### READING PASSAGE

+++

There is no ‘bucket list’ - Lynne and I are both well, thank you – but we have arrived at a point in our lives where we have the time, the money and the good health to indulge in a passion for travel. We know how lucky and privileged we are to be able to do this, and we know it won’t last for ever, but while it does…..

Wednesday, 9 March 2016

The Backwaters of Kerala (and some Coir): Part 14 of India's Deep South

8th of March 2016

After a restful, ant-free night and a leisurely breakfast we left our lakeside resort and set off up the coast towards Alappuzha (formerly Alleppey), the next major city north of Kollam.

A cormorant dries its wings in the morning sunshine
Fragrant Nature Resort, near Kollam
The distance was a little less than 100km, but that required two hours driving on the busy roads. We passed churches, mosques and temples, and several lorries taking elephants home after yesterday’s Maha Shivaratri festival.

+++

### PROVIDED INFORMATION
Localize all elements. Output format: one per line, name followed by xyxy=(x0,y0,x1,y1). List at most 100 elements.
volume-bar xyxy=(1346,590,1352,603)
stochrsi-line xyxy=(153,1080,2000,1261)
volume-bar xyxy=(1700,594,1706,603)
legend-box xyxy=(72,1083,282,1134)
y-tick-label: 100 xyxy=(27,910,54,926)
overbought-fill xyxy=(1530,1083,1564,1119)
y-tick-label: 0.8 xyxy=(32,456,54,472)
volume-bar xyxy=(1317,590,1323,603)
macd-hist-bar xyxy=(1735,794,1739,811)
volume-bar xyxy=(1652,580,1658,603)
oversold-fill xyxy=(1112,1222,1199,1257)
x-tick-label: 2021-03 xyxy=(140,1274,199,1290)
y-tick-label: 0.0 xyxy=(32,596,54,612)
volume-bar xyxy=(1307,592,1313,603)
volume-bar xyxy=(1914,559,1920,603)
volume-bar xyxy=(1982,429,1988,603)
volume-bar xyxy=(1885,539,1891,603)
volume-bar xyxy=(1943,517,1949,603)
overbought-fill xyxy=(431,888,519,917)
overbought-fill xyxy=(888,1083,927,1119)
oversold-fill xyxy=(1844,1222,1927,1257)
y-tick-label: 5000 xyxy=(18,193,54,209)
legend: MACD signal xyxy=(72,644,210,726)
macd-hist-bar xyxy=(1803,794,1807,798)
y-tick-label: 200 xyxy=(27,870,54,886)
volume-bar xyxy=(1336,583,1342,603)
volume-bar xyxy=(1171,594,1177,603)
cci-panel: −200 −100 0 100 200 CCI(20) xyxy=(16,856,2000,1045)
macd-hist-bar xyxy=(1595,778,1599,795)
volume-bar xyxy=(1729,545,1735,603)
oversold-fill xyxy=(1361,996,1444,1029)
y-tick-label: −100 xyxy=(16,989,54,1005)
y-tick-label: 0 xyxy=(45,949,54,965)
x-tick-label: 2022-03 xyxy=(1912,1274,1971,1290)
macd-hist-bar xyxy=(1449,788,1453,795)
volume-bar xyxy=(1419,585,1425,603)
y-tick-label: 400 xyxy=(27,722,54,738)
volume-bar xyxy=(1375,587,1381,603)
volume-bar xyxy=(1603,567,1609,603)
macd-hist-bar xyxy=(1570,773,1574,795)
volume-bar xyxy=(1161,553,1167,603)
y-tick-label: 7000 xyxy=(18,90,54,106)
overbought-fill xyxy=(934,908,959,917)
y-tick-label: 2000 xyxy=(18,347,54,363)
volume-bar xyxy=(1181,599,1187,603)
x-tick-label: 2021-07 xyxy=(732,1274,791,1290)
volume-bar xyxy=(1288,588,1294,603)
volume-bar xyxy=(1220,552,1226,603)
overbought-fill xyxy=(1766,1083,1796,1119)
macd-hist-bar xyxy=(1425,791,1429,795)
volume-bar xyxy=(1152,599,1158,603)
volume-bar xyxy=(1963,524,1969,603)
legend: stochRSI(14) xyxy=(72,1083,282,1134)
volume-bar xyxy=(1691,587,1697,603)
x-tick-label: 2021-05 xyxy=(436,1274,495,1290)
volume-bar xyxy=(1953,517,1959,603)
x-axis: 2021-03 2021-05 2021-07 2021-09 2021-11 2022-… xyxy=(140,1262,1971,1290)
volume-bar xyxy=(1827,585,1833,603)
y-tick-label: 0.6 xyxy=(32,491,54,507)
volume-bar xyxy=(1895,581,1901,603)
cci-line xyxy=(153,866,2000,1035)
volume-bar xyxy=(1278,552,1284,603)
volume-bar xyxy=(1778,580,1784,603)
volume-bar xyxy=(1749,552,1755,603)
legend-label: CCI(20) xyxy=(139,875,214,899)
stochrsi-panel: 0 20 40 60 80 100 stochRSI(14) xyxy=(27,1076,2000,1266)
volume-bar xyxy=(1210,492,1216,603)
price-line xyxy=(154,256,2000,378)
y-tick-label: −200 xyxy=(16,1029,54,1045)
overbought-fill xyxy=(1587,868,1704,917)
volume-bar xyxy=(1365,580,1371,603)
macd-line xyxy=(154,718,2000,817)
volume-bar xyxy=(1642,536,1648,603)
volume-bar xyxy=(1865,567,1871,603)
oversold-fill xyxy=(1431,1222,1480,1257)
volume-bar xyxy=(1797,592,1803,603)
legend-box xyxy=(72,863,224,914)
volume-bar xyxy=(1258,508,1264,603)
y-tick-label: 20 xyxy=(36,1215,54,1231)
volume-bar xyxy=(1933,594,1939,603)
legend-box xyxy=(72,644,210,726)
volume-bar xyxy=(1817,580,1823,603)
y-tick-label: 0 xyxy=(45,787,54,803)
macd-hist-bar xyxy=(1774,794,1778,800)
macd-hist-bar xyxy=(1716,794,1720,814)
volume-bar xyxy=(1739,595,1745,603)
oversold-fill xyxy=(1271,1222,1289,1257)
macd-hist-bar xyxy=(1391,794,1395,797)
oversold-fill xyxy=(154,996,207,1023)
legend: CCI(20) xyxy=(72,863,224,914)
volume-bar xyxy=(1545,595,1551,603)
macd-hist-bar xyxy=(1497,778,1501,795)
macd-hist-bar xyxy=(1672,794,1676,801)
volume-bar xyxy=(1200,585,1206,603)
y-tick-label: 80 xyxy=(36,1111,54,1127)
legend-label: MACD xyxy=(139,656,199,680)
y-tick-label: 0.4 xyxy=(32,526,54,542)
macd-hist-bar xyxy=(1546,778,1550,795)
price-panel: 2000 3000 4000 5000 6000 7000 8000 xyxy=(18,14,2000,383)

+++

### INSTRUCTIONS TO FOLLOW
Using the travel post about the Kerala backwaters, answer these:
(a) What was Alappuzha formerly called?
(b) How long did the drive of a little under 100km take?
(c) What were several lorries on the road carrying?

### CORRECT OUTPUT
(a) Alleppey.
(b) Two hours.
(c) Elephants, which they were taking home after the previous day's Maha Shivaratri festival.